- _SHORT TASK_
Reproduce every line of the material below, but drop the pictures.

- _DATA LISTING_
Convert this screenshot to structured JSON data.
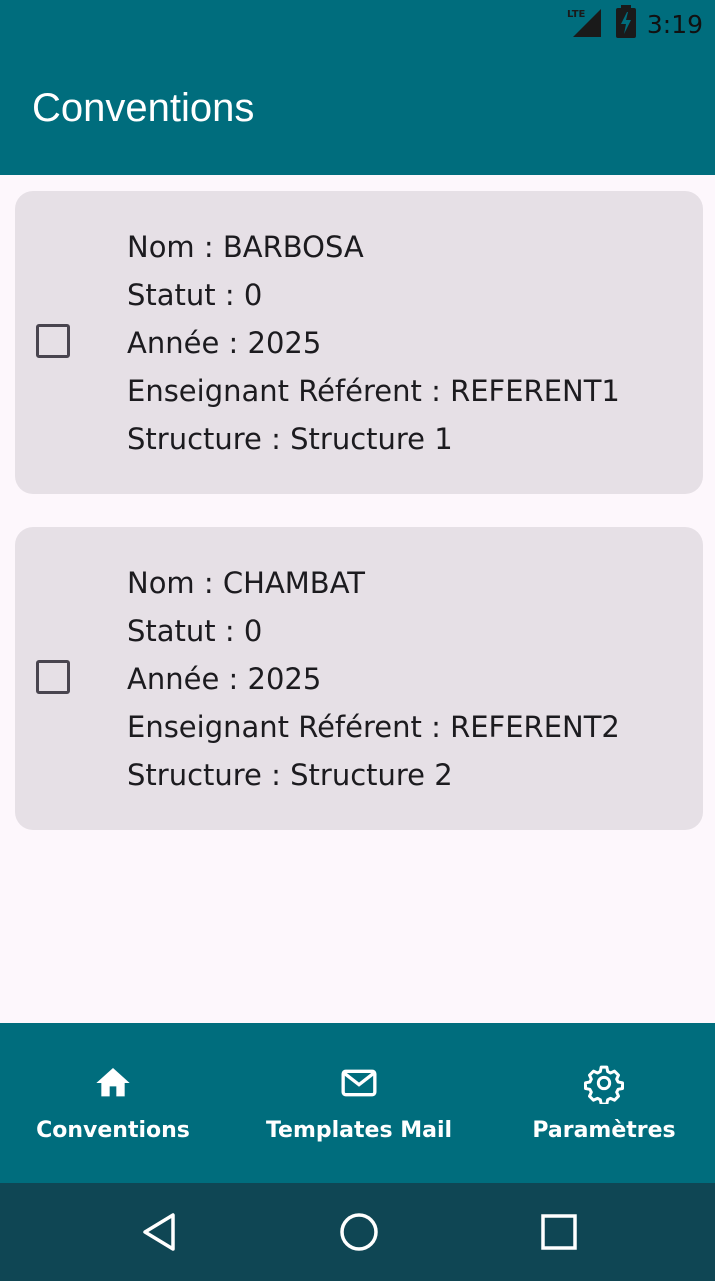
{
  "status_bar": {
    "time": "3:19",
    "network_label": "LTE",
    "icons": [
      "lte-signal-icon",
      "battery-charging-icon"
    ]
  },
  "app_bar": {
    "title": "Conventions"
  },
  "conventions": [
    {
      "checked": false,
      "fields": [
        "Nom : BARBOSA",
        "Statut : 0",
        "Année : 2025",
        "Enseignant Référent : REFERENT1",
        "Structure : Structure 1"
      ]
    },
    {
      "checked": false,
      "fields": [
        "Nom : CHAMBAT",
        "Statut : 0",
        "Année : 2025",
        "Enseignant Référent : REFERENT2",
        "Structure : Structure 2"
      ]
    }
  ],
  "bottom_nav": {
    "items": [
      {
        "label": "Conventions",
        "icon": "home-icon",
        "selected": true
      },
      {
        "label": "Templates Mail",
        "icon": "mail-icon",
        "selected": false
      },
      {
        "label": "Paramètres",
        "icon": "gear-icon",
        "selected": false
      }
    ]
  },
  "system_nav": {
    "icons": [
      "back-icon",
      "home-circle-icon",
      "recents-icon"
    ]
  },
  "colors": {
    "primary": "#006d7d",
    "background": "#fdf7fc",
    "card": "#e6e0e6",
    "system_nav": "#0f4654",
    "text": "#1c1b1f"
  }
}
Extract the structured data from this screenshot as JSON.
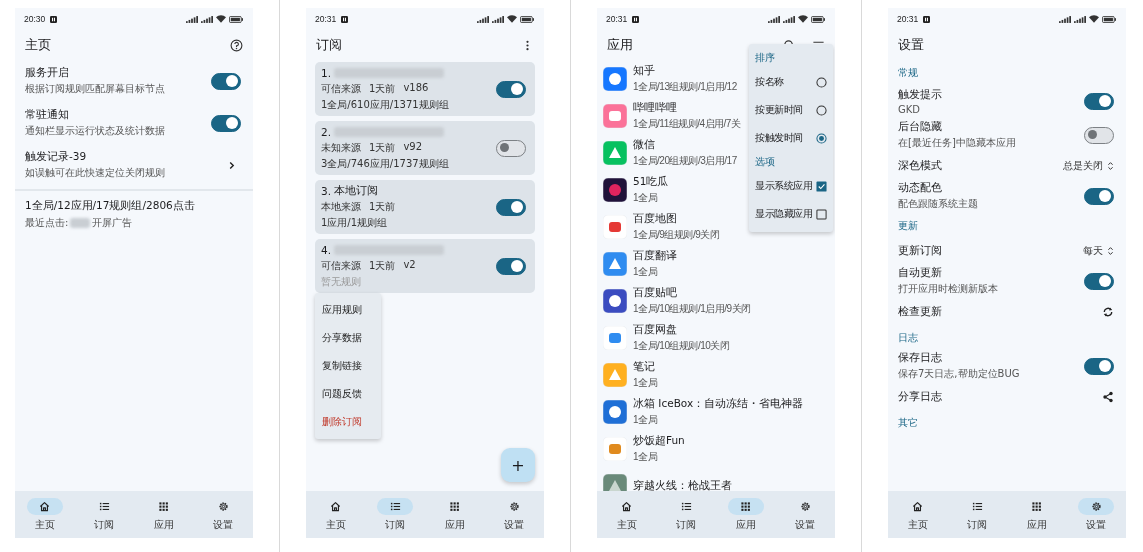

- _ANSWER TO THE PROBLEM_
Convert this screenshot to structured JSON data.
{
  "status_bar": {
    "time": "3:19",
    "network_label": "LTE",
    "icons": [
      "lte-signal-icon",
      "battery-charging-icon"
    ]
  },
  "app_bar": {
    "title": "Conventions"
  },
  "conventions": [
    {
      "checked": false,
      "fields": [
        "Nom : BARBOSA",
        "Statut : 0",
        "Année : 2025",
        "Enseignant Référent : REFERENT1",
        "Structure : Structure 1"
      ]
    },
    {
      "checked": false,
      "fields": [
        "Nom : CHAMBAT",
        "Statut : 0",
        "Année : 2025",
        "Enseignant Référent : REFERENT2",
        "Structure : Structure 2"
      ]
    }
  ],
  "bottom_nav": {
    "items": [
      {
        "label": "Conventions",
        "icon": "home-icon",
        "selected": true
      },
      {
        "label": "Templates Mail",
        "icon": "mail-icon",
        "selected": false
      },
      {
        "label": "Paramètres",
        "icon": "gear-icon",
        "selected": false
      }
    ]
  },
  "system_nav": {
    "icons": [
      "back-icon",
      "home-circle-icon",
      "recents-icon"
    ]
  },
  "colors": {
    "primary": "#006d7d",
    "background": "#fdf7fc",
    "card": "#e6e0e6",
    "system_nav": "#0f4654",
    "text": "#1c1b1f"
  }
}
Extract the structured data from this screenshot as JSON.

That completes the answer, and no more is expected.